# OBJECTIVE:
Using the material below, work out how many lines contain the word "JSON". Reply with the number and nothing more.

# THE DATA:
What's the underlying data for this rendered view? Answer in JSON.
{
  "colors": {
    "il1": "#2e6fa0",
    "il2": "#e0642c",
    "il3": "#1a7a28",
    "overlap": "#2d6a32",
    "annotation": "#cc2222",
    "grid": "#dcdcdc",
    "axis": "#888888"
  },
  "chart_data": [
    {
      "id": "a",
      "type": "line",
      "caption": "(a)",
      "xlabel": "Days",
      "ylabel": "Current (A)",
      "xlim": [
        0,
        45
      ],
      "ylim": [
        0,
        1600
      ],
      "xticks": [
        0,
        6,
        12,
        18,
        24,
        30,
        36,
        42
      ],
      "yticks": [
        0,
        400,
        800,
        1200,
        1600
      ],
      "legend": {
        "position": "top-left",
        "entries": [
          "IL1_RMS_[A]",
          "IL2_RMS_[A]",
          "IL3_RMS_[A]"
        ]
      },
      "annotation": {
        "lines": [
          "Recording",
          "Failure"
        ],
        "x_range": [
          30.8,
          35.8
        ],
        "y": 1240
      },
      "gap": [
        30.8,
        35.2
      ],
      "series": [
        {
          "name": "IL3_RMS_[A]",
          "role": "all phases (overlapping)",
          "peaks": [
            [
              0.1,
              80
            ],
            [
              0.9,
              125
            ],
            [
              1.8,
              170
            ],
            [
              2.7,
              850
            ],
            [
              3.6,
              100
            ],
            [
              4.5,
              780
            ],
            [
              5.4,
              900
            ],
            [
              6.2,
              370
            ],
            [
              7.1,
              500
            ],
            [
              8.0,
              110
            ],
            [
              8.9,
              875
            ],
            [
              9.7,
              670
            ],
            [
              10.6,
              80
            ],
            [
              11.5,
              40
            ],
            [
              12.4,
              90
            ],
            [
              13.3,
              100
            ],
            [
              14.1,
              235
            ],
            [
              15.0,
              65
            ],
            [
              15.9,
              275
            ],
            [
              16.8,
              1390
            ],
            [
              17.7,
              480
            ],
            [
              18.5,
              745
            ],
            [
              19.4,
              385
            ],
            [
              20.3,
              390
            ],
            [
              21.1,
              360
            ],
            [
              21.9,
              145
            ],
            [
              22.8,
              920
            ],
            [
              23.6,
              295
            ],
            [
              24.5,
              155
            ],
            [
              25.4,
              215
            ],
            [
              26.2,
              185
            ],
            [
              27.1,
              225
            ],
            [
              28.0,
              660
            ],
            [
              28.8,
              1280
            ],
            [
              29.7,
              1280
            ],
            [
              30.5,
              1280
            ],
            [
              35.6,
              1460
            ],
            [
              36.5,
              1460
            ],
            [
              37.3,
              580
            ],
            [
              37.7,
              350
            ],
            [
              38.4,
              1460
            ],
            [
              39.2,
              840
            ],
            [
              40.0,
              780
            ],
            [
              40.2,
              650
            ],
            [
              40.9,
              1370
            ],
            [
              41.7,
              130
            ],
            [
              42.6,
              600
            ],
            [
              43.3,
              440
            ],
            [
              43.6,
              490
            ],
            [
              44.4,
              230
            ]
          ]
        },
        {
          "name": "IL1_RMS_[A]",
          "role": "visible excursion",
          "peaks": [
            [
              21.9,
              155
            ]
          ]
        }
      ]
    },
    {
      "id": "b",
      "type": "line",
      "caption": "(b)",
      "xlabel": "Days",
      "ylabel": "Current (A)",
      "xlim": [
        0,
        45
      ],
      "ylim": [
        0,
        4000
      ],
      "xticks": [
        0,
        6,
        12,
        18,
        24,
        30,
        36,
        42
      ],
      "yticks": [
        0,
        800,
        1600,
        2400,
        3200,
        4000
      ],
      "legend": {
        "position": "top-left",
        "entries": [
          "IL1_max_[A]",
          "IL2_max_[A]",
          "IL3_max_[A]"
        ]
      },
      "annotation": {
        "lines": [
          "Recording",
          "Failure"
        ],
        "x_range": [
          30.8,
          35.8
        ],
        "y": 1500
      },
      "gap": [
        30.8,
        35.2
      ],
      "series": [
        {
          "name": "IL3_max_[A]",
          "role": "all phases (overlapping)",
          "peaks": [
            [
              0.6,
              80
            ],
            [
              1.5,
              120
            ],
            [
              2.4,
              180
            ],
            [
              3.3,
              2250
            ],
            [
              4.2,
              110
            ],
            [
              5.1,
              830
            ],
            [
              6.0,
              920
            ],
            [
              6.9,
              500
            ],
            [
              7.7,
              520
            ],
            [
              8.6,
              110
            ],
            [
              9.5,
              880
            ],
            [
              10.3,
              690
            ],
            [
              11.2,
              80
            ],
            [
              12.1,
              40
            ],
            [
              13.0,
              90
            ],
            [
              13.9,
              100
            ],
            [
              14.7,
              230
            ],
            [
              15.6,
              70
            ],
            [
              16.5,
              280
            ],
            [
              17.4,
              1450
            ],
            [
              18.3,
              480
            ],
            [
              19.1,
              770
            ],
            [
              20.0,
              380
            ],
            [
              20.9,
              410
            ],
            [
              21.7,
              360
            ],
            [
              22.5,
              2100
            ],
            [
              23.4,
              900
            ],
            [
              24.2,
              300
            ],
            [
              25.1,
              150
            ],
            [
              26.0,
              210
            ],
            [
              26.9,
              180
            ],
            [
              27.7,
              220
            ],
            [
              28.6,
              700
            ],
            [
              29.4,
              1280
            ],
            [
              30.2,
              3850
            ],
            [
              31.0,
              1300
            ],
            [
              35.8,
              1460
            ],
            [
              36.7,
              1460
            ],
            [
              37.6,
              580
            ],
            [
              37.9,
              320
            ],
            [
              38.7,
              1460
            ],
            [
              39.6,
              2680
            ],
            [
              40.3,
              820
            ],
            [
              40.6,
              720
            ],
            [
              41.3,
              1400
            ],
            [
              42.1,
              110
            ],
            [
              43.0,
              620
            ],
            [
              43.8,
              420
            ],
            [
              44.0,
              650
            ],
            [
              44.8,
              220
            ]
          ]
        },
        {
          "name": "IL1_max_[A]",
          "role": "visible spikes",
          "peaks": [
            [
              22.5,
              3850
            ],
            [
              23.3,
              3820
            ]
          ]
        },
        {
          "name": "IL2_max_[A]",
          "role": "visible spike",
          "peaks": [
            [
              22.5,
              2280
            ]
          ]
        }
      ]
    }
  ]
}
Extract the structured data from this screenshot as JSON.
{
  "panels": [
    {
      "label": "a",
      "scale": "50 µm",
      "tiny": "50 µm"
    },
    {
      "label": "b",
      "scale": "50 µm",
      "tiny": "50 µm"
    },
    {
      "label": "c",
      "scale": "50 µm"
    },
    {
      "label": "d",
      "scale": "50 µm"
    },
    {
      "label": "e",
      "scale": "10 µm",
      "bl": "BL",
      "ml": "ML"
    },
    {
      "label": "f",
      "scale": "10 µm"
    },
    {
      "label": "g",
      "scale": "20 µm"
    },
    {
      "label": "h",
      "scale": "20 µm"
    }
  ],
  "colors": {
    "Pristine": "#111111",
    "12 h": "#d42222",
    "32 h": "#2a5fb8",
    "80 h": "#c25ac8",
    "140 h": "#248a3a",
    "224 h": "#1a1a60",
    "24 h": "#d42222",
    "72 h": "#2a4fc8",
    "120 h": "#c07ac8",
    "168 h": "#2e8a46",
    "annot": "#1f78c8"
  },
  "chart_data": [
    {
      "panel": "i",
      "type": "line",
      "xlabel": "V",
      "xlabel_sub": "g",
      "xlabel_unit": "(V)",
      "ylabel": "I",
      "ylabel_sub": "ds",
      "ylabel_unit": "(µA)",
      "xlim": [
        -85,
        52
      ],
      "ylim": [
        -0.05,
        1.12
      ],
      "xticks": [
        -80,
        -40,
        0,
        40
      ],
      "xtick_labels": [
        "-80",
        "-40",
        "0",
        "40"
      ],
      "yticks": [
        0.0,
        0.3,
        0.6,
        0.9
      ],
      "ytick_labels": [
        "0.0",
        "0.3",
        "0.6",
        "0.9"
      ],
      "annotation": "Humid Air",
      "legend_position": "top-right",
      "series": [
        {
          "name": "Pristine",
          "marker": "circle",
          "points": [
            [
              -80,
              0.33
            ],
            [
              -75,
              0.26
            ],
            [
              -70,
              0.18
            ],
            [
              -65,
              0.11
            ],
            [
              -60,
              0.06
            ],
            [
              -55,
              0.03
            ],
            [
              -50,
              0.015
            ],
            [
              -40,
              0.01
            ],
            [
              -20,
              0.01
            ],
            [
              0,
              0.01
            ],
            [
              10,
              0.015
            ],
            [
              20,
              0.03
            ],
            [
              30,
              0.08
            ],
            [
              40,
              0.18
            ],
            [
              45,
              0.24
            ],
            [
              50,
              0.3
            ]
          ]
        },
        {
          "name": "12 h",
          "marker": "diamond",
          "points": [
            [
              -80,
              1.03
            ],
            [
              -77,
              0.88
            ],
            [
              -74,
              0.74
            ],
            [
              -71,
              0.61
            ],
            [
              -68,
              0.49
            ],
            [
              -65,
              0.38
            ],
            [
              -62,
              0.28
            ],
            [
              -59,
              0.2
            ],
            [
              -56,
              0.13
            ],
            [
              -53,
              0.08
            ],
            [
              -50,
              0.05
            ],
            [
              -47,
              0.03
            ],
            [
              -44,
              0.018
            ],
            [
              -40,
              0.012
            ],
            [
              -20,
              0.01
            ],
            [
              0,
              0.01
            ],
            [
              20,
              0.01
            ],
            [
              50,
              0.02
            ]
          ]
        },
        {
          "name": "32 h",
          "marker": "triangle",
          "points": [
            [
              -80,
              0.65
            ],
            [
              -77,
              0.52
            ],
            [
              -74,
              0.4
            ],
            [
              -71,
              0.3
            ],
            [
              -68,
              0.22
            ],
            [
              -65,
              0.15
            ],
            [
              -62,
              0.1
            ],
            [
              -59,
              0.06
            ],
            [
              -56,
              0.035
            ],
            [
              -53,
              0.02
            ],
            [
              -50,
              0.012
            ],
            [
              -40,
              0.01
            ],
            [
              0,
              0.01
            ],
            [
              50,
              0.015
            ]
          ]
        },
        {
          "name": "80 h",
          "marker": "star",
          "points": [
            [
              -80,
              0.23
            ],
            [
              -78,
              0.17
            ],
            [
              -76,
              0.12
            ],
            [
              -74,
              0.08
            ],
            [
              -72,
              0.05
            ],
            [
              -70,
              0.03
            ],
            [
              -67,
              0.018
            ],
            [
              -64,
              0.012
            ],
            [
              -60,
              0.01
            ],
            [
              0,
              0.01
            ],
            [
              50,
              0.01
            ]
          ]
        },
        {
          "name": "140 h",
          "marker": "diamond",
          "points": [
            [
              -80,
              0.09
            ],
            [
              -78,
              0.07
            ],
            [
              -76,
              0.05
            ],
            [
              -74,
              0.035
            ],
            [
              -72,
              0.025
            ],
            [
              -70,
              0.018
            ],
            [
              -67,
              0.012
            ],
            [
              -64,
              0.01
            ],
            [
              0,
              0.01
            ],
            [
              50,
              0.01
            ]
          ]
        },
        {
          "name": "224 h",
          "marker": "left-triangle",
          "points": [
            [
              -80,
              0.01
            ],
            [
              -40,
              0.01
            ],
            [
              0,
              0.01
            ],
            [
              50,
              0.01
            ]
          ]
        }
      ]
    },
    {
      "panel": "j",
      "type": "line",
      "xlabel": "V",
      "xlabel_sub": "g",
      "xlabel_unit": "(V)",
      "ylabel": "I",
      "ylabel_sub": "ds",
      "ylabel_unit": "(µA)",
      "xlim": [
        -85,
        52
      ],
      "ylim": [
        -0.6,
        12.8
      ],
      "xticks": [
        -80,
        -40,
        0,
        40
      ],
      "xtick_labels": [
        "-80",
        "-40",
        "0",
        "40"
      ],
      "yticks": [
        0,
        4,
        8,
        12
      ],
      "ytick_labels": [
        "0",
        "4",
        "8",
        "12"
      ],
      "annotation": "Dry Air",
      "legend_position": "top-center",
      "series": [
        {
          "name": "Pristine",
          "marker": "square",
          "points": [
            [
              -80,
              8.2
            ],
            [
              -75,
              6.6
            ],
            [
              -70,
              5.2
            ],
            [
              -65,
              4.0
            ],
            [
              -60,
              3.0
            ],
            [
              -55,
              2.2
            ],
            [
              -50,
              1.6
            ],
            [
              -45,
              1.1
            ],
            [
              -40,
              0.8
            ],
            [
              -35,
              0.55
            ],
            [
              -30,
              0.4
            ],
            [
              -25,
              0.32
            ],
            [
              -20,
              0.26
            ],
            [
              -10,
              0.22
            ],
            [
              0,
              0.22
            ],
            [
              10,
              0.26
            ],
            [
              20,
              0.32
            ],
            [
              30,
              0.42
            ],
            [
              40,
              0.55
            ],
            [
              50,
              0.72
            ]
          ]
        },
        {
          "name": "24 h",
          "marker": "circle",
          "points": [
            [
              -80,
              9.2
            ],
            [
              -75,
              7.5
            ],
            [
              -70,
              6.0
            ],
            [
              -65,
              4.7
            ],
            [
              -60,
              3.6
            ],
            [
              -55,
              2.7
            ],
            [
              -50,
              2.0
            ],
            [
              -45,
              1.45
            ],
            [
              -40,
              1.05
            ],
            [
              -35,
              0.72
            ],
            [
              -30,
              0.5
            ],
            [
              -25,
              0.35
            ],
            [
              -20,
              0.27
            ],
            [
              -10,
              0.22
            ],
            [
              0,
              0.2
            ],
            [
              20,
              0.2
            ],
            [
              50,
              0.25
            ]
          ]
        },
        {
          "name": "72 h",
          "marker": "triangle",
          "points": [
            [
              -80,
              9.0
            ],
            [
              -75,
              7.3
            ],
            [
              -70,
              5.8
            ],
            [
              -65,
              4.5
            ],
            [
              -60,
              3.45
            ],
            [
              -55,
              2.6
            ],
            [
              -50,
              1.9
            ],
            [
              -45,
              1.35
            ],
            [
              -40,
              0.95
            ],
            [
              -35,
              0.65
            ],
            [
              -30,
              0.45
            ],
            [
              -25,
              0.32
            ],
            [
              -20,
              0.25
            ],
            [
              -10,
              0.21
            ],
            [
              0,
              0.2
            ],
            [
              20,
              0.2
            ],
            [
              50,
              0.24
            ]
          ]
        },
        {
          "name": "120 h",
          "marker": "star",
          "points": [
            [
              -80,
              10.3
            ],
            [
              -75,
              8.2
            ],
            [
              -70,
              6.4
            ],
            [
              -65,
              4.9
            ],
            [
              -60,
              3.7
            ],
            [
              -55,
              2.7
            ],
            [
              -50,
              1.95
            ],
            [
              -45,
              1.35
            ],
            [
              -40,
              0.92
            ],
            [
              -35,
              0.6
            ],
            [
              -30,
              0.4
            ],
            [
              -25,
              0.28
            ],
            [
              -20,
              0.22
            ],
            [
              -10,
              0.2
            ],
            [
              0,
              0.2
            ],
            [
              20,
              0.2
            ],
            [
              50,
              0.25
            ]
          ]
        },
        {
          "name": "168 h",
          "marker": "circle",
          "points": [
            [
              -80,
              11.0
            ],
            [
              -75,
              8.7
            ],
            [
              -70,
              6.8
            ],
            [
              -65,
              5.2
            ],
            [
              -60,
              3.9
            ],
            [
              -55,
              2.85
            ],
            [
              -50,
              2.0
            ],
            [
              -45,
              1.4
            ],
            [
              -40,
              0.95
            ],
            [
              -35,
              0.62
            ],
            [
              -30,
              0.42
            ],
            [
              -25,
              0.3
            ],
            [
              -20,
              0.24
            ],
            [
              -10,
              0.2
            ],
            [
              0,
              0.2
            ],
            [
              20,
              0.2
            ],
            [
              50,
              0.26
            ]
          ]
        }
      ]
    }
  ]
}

# THE RESPONSE:
2